* begin *

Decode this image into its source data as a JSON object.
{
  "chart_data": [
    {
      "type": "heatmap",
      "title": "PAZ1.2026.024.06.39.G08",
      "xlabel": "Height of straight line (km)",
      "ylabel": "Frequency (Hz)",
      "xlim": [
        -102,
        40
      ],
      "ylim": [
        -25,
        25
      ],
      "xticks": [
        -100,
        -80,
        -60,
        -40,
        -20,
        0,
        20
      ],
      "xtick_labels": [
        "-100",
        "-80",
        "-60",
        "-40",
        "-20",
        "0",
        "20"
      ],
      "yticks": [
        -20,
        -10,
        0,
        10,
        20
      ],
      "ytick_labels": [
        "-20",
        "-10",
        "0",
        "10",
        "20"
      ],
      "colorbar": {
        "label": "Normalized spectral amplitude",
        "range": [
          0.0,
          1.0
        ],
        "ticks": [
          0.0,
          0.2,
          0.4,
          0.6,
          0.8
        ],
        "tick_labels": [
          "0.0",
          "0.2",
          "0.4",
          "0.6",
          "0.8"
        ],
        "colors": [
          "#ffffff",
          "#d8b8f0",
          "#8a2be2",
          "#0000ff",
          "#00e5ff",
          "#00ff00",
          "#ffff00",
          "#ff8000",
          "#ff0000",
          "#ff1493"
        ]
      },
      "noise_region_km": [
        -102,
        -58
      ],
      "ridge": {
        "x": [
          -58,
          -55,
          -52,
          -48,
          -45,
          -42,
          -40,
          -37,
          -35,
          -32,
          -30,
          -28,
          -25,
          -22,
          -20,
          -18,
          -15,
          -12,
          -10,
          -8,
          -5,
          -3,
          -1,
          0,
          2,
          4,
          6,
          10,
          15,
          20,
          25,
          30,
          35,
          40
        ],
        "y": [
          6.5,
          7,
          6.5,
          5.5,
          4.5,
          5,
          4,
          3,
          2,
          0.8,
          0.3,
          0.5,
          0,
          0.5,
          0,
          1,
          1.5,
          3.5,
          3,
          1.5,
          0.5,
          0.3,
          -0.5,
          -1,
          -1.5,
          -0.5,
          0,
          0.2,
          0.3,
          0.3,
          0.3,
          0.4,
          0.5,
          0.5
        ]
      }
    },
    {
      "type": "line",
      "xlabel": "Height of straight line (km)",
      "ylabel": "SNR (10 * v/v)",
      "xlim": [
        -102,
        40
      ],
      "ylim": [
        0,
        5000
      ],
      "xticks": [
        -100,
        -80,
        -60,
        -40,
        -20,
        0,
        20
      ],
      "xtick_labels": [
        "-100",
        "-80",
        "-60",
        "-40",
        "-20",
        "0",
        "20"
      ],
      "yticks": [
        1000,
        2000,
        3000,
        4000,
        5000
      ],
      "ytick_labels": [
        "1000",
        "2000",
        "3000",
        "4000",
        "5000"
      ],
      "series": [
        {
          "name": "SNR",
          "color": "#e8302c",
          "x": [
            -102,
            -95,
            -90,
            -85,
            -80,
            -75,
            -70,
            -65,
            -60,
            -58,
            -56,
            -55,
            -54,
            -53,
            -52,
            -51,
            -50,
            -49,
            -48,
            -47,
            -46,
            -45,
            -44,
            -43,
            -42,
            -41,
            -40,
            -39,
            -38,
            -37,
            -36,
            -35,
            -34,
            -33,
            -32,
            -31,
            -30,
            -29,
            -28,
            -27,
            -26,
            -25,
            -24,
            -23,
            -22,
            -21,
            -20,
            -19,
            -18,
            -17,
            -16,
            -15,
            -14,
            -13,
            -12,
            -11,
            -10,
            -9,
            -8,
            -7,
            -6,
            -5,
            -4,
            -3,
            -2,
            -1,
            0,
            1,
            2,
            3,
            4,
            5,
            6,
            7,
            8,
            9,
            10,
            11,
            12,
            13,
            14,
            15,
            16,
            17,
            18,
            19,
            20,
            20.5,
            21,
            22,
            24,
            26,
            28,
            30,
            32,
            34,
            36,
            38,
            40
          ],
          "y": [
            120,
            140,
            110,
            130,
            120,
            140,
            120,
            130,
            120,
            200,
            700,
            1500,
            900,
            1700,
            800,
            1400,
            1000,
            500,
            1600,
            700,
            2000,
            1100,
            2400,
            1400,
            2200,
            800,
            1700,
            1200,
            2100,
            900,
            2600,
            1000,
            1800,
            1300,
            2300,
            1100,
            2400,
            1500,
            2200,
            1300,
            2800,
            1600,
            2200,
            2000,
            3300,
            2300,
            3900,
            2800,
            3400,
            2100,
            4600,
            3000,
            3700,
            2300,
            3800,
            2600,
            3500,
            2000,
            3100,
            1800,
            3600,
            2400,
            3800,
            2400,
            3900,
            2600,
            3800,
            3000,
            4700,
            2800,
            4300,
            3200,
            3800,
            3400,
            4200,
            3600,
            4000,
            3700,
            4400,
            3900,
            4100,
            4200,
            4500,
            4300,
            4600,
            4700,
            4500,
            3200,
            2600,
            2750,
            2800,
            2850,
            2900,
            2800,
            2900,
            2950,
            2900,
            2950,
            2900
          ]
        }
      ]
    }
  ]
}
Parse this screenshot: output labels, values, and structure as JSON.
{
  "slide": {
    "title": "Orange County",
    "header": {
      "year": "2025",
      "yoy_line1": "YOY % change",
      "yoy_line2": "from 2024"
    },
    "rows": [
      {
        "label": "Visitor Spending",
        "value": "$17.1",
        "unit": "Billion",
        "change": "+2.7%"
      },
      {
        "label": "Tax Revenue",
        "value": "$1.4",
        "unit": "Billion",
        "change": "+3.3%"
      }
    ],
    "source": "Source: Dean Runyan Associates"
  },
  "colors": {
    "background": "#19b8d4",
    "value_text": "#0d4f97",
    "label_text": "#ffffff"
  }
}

* end *

* Exercise prompt:
Reproduce the data shown above exactly.

* Exercise output:
Decode this image into its source data as a JSON object.
{
  "chart_data": [
    {
      "type": "heatmap",
      "title": "PAZ1.2026.024.06.39.G08",
      "xlabel": "Height of straight line (km)",
      "ylabel": "Frequency (Hz)",
      "xlim": [
        -102,
        40
      ],
      "ylim": [
        -25,
        25
      ],
      "xticks": [
        -100,
        -80,
        -60,
        -40,
        -20,
        0,
        20
      ],
      "xtick_labels": [
        "-100",
        "-80",
        "-60",
        "-40",
        "-20",
        "0",
        "20"
      ],
      "yticks": [
        -20,
        -10,
        0,
        10,
        20
      ],
      "ytick_labels": [
        "-20",
        "-10",
        "0",
        "10",
        "20"
      ],
      "colorbar": {
        "label": "Normalized spectral amplitude",
        "range": [
          0.0,
          1.0
        ],
        "ticks": [
          0.0,
          0.2,
          0.4,
          0.6,
          0.8
        ],
        "tick_labels": [
          "0.0",
          "0.2",
          "0.4",
          "0.6",
          "0.8"
        ],
        "colors": [
          "#ffffff",
          "#d8b8f0",
          "#8a2be2",
          "#0000ff",
          "#00e5ff",
          "#00ff00",
          "#ffff00",
          "#ff8000",
          "#ff0000",
          "#ff1493"
        ]
      },
      "noise_region_km": [
        -102,
        -58
      ],
      "ridge": {
        "x": [
          -58,
          -55,
          -52,
          -48,
          -45,
          -42,
          -40,
          -37,
          -35,
          -32,
          -30,
          -28,
          -25,
          -22,
          -20,
          -18,
          -15,
          -12,
          -10,
          -8,
          -5,
          -3,
          -1,
          0,
          2,
          4,
          6,
          10,
          15,
          20,
          25,
          30,
          35,
          40
        ],
        "y": [
          6.5,
          7,
          6.5,
          5.5,
          4.5,
          5,
          4,
          3,
          2,
          0.8,
          0.3,
          0.5,
          0,
          0.5,
          0,
          1,
          1.5,
          3.5,
          3,
          1.5,
          0.5,
          0.3,
          -0.5,
          -1,
          -1.5,
          -0.5,
          0,
          0.2,
          0.3,
          0.3,
          0.3,
          0.4,
          0.5,
          0.5
        ]
      }
    },
    {
      "type": "line",
      "xlabel": "Height of straight line (km)",
      "ylabel": "SNR (10 * v/v)",
      "xlim": [
        -102,
        40
      ],
      "ylim": [
        0,
        5000
      ],
      "xticks": [
        -100,
        -80,
        -60,
        -40,
        -20,
        0,
        20
      ],
      "xtick_labels": [
        "-100",
        "-80",
        "-60",
        "-40",
        "-20",
        "0",
        "20"
      ],
      "yticks": [
        1000,
        2000,
        3000,
        4000,
        5000
      ],
      "ytick_labels": [
        "1000",
        "2000",
        "3000",
        "4000",
        "5000"
      ],
      "series": [
        {
          "name": "SNR",
          "color": "#e8302c",
          "x": [
            -102,
            -95,
            -90,
            -85,
            -80,
            -75,
            -70,
            -65,
            -60,
            -58,
            -56,
            -55,
            -54,
            -53,
            -52,
            -51,
            -50,
            -49,
            -48,
            -47,
            -46,
            -45,
            -44,
            -43,
            -42,
            -41,
            -40,
            -39,
            -38,
            -37,
            -36,
            -35,
            -34,
            -33,
            -32,
            -31,
            -30,
            -29,
            -28,
            -27,
            -26,
            -25,
            -24,
            -23,
            -22,
            -21,
            -20,
            -19,
            -18,
            -17,
            -16,
            -15,
            -14,
            -13,
            -12,
            -11,
            -10,
            -9,
            -8,
            -7,
            -6,
            -5,
            -4,
            -3,
            -2,
            -1,
            0,
            1,
            2,
            3,
            4,
            5,
            6,
            7,
            8,
            9,
            10,
            11,
            12,
            13,
            14,
            15,
            16,
            17,
            18,
            19,
            20,
            20.5,
            21,
            22,
            24,
            26,
            28,
            30,
            32,
            34,
            36,
            38,
            40
          ],
          "y": [
            120,
            140,
            110,
            130,
            120,
            140,
            120,
            130,
            120,
            200,
            700,
            1500,
            900,
            1700,
            800,
            1400,
            1000,
            500,
            1600,
            700,
            2000,
            1100,
            2400,
            1400,
            2200,
            800,
            1700,
            1200,
            2100,
            900,
            2600,
            1000,
            1800,
            1300,
            2300,
            1100,
            2400,
            1500,
            2200,
            1300,
            2800,
            1600,
            2200,
            2000,
            3300,
            2300,
            3900,
            2800,
            3400,
            2100,
            4600,
            3000,
            3700,
            2300,
            3800,
            2600,
            3500,
            2000,
            3100,
            1800,
            3600,
            2400,
            3800,
            2400,
            3900,
            2600,
            3800,
            3000,
            4700,
            2800,
            4300,
            3200,
            3800,
            3400,
            4200,
            3600,
            4000,
            3700,
            4400,
            3900,
            4100,
            4200,
            4500,
            4300,
            4600,
            4700,
            4500,
            3200,
            2600,
            2750,
            2800,
            2850,
            2900,
            2800,
            2900,
            2950,
            2900,
            2950,
            2900
          ]
        }
      ]
    }
  ]
}
Parse this screenshot: output labels, values, and structure as JSON.
{
  "slide": {
    "title": "Orange County",
    "header": {
      "year": "2025",
      "yoy_line1": "YOY % change",
      "yoy_line2": "from 2024"
    },
    "rows": [
      {
        "label": "Visitor Spending",
        "value": "$17.1",
        "unit": "Billion",
        "change": "+2.7%"
      },
      {
        "label": "Tax Revenue",
        "value": "$1.4",
        "unit": "Billion",
        "change": "+3.3%"
      }
    ],
    "source": "Source: Dean Runyan Associates"
  },
  "colors": {
    "background": "#19b8d4",
    "value_text": "#0d4f97",
    "label_text": "#ffffff"
  }
}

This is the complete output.